• Supplied records
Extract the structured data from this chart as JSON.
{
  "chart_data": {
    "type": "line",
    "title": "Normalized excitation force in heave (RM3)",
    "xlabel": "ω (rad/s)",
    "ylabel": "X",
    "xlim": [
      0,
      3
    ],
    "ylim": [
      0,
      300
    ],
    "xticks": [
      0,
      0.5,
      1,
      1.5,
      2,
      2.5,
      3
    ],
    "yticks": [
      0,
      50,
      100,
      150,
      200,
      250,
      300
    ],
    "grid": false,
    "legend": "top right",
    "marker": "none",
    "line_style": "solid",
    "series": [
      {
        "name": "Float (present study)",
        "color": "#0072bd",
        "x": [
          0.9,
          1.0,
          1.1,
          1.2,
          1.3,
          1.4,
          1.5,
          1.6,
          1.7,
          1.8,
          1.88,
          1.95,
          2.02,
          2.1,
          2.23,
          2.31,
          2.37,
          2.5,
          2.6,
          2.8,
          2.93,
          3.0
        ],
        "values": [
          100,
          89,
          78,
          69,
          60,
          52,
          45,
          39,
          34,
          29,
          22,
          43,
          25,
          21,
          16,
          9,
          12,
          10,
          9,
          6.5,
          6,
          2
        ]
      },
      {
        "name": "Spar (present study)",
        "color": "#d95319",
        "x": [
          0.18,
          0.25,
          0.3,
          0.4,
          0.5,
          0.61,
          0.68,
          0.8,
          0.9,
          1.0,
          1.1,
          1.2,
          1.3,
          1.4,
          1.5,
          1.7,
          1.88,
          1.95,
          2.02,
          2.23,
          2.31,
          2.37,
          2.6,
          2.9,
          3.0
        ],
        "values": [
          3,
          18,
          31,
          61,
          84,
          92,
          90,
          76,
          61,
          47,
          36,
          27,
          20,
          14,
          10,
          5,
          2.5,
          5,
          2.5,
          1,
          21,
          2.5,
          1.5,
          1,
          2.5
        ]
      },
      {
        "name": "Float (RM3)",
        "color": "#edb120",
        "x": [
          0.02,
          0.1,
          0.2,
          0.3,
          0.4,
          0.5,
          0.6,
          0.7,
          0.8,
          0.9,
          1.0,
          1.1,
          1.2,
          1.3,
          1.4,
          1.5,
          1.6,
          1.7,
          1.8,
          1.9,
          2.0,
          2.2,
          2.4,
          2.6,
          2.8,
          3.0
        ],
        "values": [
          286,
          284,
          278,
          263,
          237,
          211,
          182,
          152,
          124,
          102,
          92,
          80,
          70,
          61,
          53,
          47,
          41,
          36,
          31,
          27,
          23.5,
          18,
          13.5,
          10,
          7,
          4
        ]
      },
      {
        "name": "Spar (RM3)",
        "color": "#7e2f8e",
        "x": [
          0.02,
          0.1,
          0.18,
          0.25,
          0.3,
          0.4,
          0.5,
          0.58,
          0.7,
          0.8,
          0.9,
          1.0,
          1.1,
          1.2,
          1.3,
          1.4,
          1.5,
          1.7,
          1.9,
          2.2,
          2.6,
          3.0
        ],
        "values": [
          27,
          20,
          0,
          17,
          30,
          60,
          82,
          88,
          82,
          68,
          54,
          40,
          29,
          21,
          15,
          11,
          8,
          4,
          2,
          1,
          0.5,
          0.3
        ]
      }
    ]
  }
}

• Required work
Extract the complete listing above, reproducing each line exactly.

• Complete output
Extract the structured data from this chart as JSON.
{
  "chart_data": {
    "type": "line",
    "title": "Normalized excitation force in heave (RM3)",
    "xlabel": "ω (rad/s)",
    "ylabel": "X",
    "xlim": [
      0,
      3
    ],
    "ylim": [
      0,
      300
    ],
    "xticks": [
      0,
      0.5,
      1,
      1.5,
      2,
      2.5,
      3
    ],
    "yticks": [
      0,
      50,
      100,
      150,
      200,
      250,
      300
    ],
    "grid": false,
    "legend": "top right",
    "marker": "none",
    "line_style": "solid",
    "series": [
      {
        "name": "Float (present study)",
        "color": "#0072bd",
        "x": [
          0.9,
          1.0,
          1.1,
          1.2,
          1.3,
          1.4,
          1.5,
          1.6,
          1.7,
          1.8,
          1.88,
          1.95,
          2.02,
          2.1,
          2.23,
          2.31,
          2.37,
          2.5,
          2.6,
          2.8,
          2.93,
          3.0
        ],
        "values": [
          100,
          89,
          78,
          69,
          60,
          52,
          45,
          39,
          34,
          29,
          22,
          43,
          25,
          21,
          16,
          9,
          12,
          10,
          9,
          6.5,
          6,
          2
        ]
      },
      {
        "name": "Spar (present study)",
        "color": "#d95319",
        "x": [
          0.18,
          0.25,
          0.3,
          0.4,
          0.5,
          0.61,
          0.68,
          0.8,
          0.9,
          1.0,
          1.1,
          1.2,
          1.3,
          1.4,
          1.5,
          1.7,
          1.88,
          1.95,
          2.02,
          2.23,
          2.31,
          2.37,
          2.6,
          2.9,
          3.0
        ],
        "values": [
          3,
          18,
          31,
          61,
          84,
          92,
          90,
          76,
          61,
          47,
          36,
          27,
          20,
          14,
          10,
          5,
          2.5,
          5,
          2.5,
          1,
          21,
          2.5,
          1.5,
          1,
          2.5
        ]
      },
      {
        "name": "Float (RM3)",
        "color": "#edb120",
        "x": [
          0.02,
          0.1,
          0.2,
          0.3,
          0.4,
          0.5,
          0.6,
          0.7,
          0.8,
          0.9,
          1.0,
          1.1,
          1.2,
          1.3,
          1.4,
          1.5,
          1.6,
          1.7,
          1.8,
          1.9,
          2.0,
          2.2,
          2.4,
          2.6,
          2.8,
          3.0
        ],
        "values": [
          286,
          284,
          278,
          263,
          237,
          211,
          182,
          152,
          124,
          102,
          92,
          80,
          70,
          61,
          53,
          47,
          41,
          36,
          31,
          27,
          23.5,
          18,
          13.5,
          10,
          7,
          4
        ]
      },
      {
        "name": "Spar (RM3)",
        "color": "#7e2f8e",
        "x": [
          0.02,
          0.1,
          0.18,
          0.25,
          0.3,
          0.4,
          0.5,
          0.58,
          0.7,
          0.8,
          0.9,
          1.0,
          1.1,
          1.2,
          1.3,
          1.4,
          1.5,
          1.7,
          1.9,
          2.2,
          2.6,
          3.0
        ],
        "values": [
          27,
          20,
          0,
          17,
          30,
          60,
          82,
          88,
          82,
          68,
          54,
          40,
          29,
          21,
          15,
          11,
          8,
          4,
          2,
          1,
          0.5,
          0.3
        ]
      }
    ]
  }
}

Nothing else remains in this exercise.